* **Short task**
Make an exact copy of the records, with the pictures left out.

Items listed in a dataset
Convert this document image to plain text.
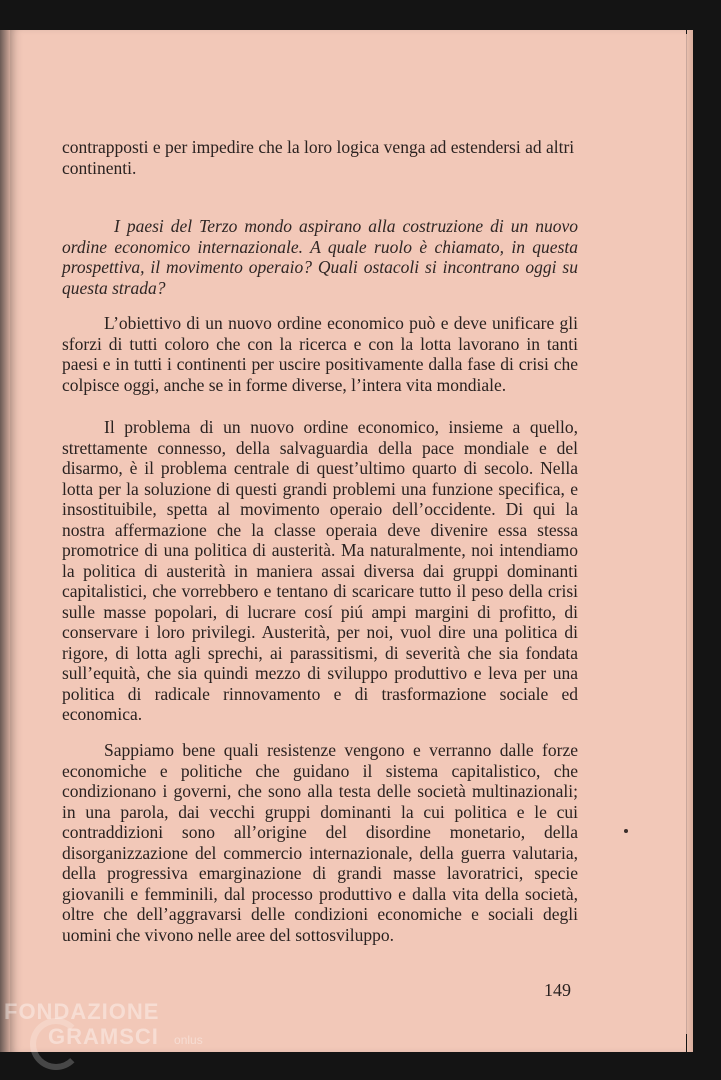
contrapposti e per impedire che la loro logica venga ad estendersi ad altri continenti.

I paesi del Terzo mondo aspirano alla costruzione di un nuovo ordine economico internazionale. A quale ruolo è chiamato, in questa prospettiva, il movimento operaio? Quali ostacoli si incontrano oggi su questa strada?

L’obiettivo di un nuovo ordine economico può e deve unificare gli sforzi di tutti coloro che con la ricerca e con la lotta lavorano in tanti paesi e in tutti i continenti per uscire positivamente dalla fase di crisi che colpisce oggi, anche se in forme diverse, l’intera vita mondiale.

Il problema di un nuovo ordine economico, insieme a quello, strettamente connesso, della salvaguardia della pace mondiale e del disarmo, è il problema centrale di quest’ultimo quarto di secolo. Nella lotta per la soluzione di questi grandi problemi una funzione specifica, e insostituibile, spetta al movimento operaio dell’occidente. Di qui la nostra affermazione che la classe operaia deve divenire essa stessa promotrice di una politica di austerità. Ma naturalmente, noi intendiamo la politica di austerità in maniera assai diversa dai gruppi dominanti capitalistici, che vorrebbero e tentano di scaricare tutto il peso della crisi sulle masse popolari, di lucrare cosí piú ampi margini di profitto, di conservare i loro privilegi. Austerità, per noi, vuol dire una politica di rigore, di lotta agli sprechi, ai parassitismi, di severità che sia fondata sull’equità, che sia quindi mezzo di sviluppo produttivo e leva per una politica di radicale rinnovamento e di trasformazione sociale ed economica.

Sappiamo bene quali resistenze vengono e verranno dalle forze economiche e politiche che guidano il sistema capitalistico, che condizionano i governi, che sono alla testa delle società multinazionali; in una parola, dai vecchi gruppi dominanti la cui politica e le cui contraddizioni sono all’origine del disordine monetario, della disorganizzazione del commercio internazionale, della guerra valutaria, della progressiva emarginazione di grandi masse lavoratrici, specie giovanili e femminili, dal processo produttivo e dalla vita della società, oltre che dell’aggravarsi delle condizioni economiche e sociali degli uomini che vivono nelle aree del sottosviluppo.

149
FONDAZIONE
GRAMSCI onlus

* **Written answer**
Convert this document image to plain text.
contrapposti e per impedire che la loro logica venga ad estendersi ad altri continenti.

I paesi del Terzo mondo aspirano alla costruzione di un nuovo ordine economico internazionale. A quale ruolo è chiamato, in questa prospettiva, il movimento operaio? Quali ostacoli si incontrano oggi su questa strada?

L’obiettivo di un nuovo ordine economico può e deve unificare gli sforzi di tutti coloro che con la ricerca e con la lotta lavorano in tanti paesi e in tutti i continenti per uscire positivamente dalla fase di crisi che colpisce oggi, anche se in forme diverse, l’intera vita mondiale.

Il problema di un nuovo ordine economico, insieme a quello, strettamente connesso, della salvaguardia della pace mondiale e del disarmo, è il problema centrale di quest’ultimo quarto di secolo. Nella lotta per la soluzione di questi grandi problemi una funzione specifica, e insostituibile, spetta al movimento operaio dell’occidente. Di qui la nostra affermazione che la classe operaia deve divenire essa stessa promotrice di una politica di austerità. Ma naturalmente, noi intendiamo la politica di austerità in maniera assai diversa dai gruppi dominanti capitalistici, che vorrebbero e tentano di scaricare tutto il peso della crisi sulle masse popolari, di lucrare cosí piú ampi margini di profitto, di conservare i loro privilegi. Austerità, per noi, vuol dire una politica di rigore, di lotta agli sprechi, ai parassitismi, di severità che sia fondata sull’equità, che sia quindi mezzo di sviluppo produttivo e leva per una politica di radicale rinnovamento e di trasformazione sociale ed economica.

Sappiamo bene quali resistenze vengono e verranno dalle forze economiche e politiche che guidano il sistema capitalistico, che condizionano i governi, che sono alla testa delle società multinazionali; in una parola, dai vecchi gruppi dominanti la cui politica e le cui contraddizioni sono all’origine del disordine monetario, della disorganizzazione del commercio internazionale, della guerra valutaria, della progressiva emarginazione di grandi masse lavoratrici, specie giovanili e femminili, dal processo produttivo e dalla vita della società, oltre che dell’aggravarsi delle condizioni economiche e sociali degli uomini che vivono nelle aree del sottosviluppo.

149
FONDAZIONE
GRAMSCI onlus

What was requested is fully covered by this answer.